= The request =
Begin at the line that holds "Reverse-engineer this chart into JSON." and copy each line exactly until the data below ends, including that last line but no pictures.

= Data listing =
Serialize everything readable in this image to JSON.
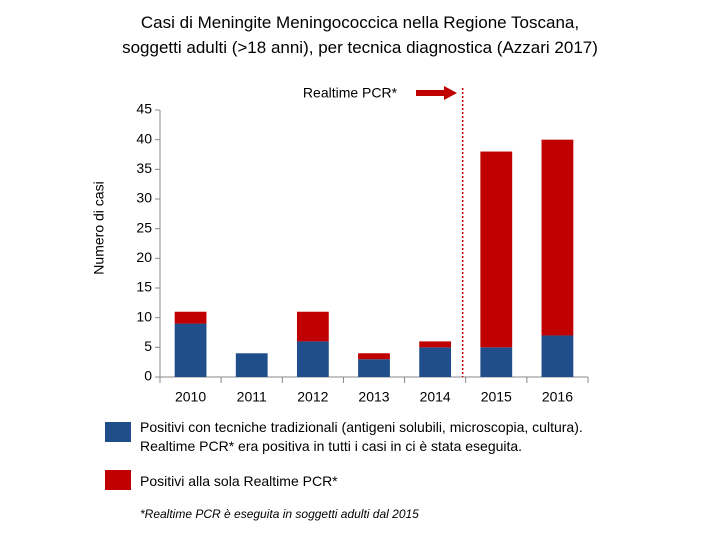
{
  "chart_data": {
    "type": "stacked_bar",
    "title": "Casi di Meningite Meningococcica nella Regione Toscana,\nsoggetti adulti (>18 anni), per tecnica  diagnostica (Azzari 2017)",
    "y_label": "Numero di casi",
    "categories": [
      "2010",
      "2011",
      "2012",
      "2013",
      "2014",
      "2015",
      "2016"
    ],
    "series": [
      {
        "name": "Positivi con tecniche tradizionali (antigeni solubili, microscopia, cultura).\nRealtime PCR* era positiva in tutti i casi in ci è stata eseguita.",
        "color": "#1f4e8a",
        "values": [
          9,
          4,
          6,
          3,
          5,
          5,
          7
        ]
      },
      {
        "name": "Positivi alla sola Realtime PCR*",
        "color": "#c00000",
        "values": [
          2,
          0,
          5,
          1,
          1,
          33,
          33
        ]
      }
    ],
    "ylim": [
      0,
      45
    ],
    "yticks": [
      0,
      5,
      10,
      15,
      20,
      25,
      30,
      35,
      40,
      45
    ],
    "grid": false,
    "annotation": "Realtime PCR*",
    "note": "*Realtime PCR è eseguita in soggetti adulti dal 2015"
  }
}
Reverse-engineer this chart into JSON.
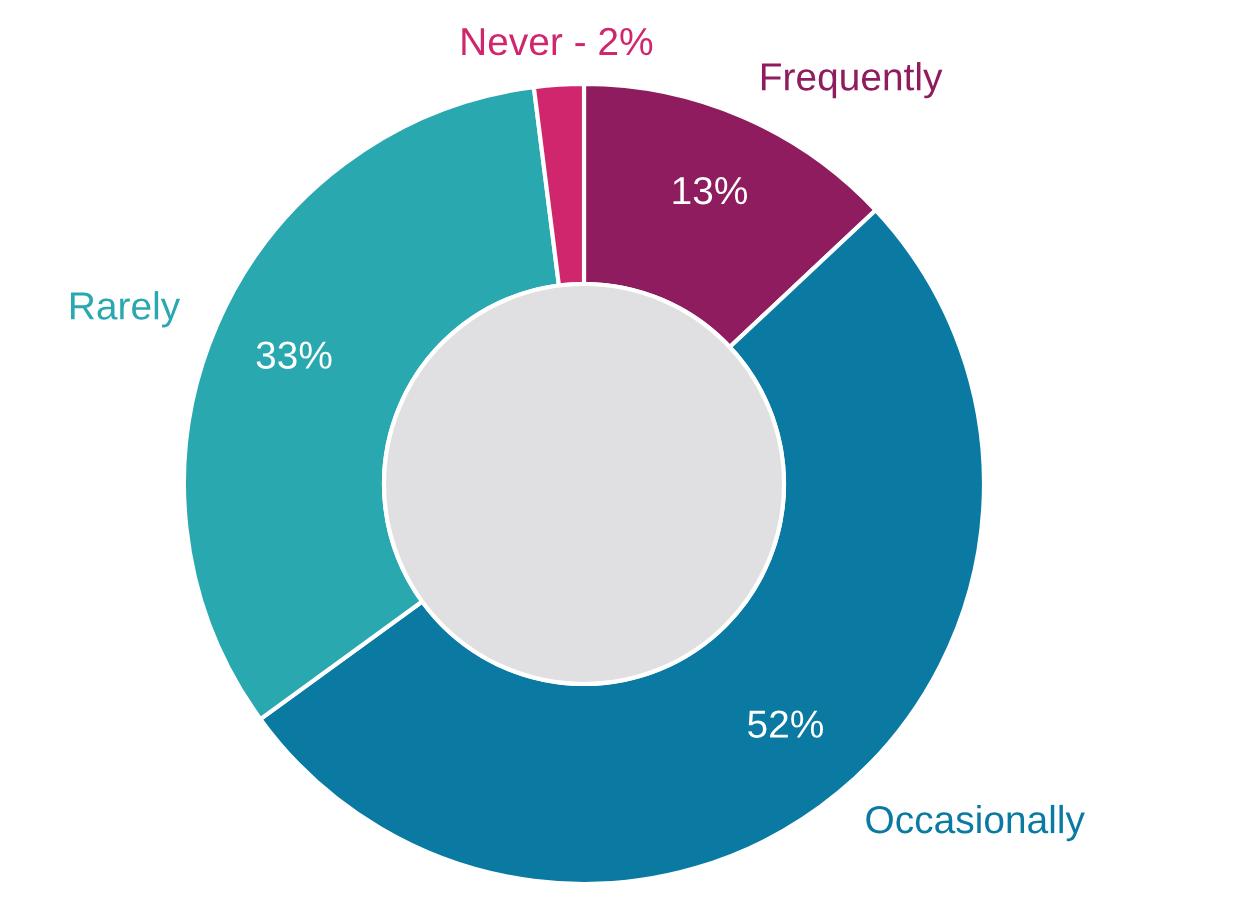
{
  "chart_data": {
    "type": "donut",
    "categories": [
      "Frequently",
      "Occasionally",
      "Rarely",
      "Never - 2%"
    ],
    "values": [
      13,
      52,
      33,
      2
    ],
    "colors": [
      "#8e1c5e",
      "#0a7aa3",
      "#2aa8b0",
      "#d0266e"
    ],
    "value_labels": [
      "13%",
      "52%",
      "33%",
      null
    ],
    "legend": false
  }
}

= Solution =
Reverse-engineer this chart into JSON.
{
  "chart_data": {
    "type": "donut",
    "categories": [
      "Frequently",
      "Occasionally",
      "Rarely",
      "Never - 2%"
    ],
    "values": [
      13,
      52,
      33,
      2
    ],
    "colors": [
      "#8e1c5e",
      "#0a7aa3",
      "#2aa8b0",
      "#d0266e"
    ],
    "value_labels": [
      "13%",
      "52%",
      "33%",
      null
    ],
    "legend": false
  }
}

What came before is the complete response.